DATA: Begin
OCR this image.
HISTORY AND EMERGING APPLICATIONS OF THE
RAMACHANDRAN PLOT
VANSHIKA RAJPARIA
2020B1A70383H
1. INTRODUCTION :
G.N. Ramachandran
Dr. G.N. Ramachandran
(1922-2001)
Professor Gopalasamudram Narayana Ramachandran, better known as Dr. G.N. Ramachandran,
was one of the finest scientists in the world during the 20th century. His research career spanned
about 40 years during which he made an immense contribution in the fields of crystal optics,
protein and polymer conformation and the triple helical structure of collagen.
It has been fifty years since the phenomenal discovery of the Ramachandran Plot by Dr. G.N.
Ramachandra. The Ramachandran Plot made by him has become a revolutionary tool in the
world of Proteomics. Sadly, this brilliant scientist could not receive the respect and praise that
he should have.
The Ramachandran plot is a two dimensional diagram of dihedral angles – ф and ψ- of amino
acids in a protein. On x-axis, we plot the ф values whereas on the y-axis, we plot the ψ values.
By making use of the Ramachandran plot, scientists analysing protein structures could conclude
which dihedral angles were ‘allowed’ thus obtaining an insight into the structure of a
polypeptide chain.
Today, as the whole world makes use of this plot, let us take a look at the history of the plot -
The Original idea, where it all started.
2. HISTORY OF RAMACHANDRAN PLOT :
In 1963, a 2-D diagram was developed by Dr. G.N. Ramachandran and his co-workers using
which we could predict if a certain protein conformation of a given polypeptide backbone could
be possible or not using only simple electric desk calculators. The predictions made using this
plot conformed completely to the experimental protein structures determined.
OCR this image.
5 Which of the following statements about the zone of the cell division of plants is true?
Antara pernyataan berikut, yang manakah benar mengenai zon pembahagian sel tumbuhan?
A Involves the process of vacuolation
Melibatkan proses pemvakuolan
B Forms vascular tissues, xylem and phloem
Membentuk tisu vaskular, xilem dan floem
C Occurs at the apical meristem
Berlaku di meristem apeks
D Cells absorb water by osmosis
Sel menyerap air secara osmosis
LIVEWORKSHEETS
DATA: End
#### [TASK STATEMENT]
Retype the material above exactly as given.

#### [SOLVED PROBLEM]
OCR this image.
HISTORY AND EMERGING APPLICATIONS OF THE
RAMACHANDRAN PLOT
VANSHIKA RAJPARIA
2020B1A70383H
1. INTRODUCTION :
G.N. Ramachandran
Dr. G.N. Ramachandran
(1922-2001)
Professor Gopalasamudram Narayana Ramachandran, better known as Dr. G.N. Ramachandran,
was one of the finest scientists in the world during the 20th century. His research career spanned
about 40 years during which he made an immense contribution in the fields of crystal optics,
protein and polymer conformation and the triple helical structure of collagen.
It has been fifty years since the phenomenal discovery of the Ramachandran Plot by Dr. G.N.
Ramachandra. The Ramachandran Plot made by him has become a revolutionary tool in the
world of Proteomics. Sadly, this brilliant scientist could not receive the respect and praise that
he should have.
The Ramachandran plot is a two dimensional diagram of dihedral angles – ф and ψ- of amino
acids in a protein. On x-axis, we plot the ф values whereas on the y-axis, we plot the ψ values.
By making use of the Ramachandran plot, scientists analysing protein structures could conclude
which dihedral angles were ‘allowed’ thus obtaining an insight into the structure of a
polypeptide chain.
Today, as the whole world makes use of this plot, let us take a look at the history of the plot -
The Original idea, where it all started.
2. HISTORY OF RAMACHANDRAN PLOT :
In 1963, a 2-D diagram was developed by Dr. G.N. Ramachandran and his co-workers using
which we could predict if a certain protein conformation of a given polypeptide backbone could
be possible or not using only simple electric desk calculators. The predictions made using this
plot conformed completely to the experimental protein structures determined.
OCR this image.
5 Which of the following statements about the zone of the cell division of plants is true?
Antara pernyataan berikut, yang manakah benar mengenai zon pembahagian sel tumbuhan?
A Involves the process of vacuolation
Melibatkan proses pemvakuolan
B Forms vascular tissues, xylem and phloem
Membentuk tisu vaskular, xilem dan floem
C Occurs at the apical meristem
Berlaku di meristem apeks
D Cells absorb water by osmosis
Sel menyerap air secara osmosis
LIVEWORKSHEETS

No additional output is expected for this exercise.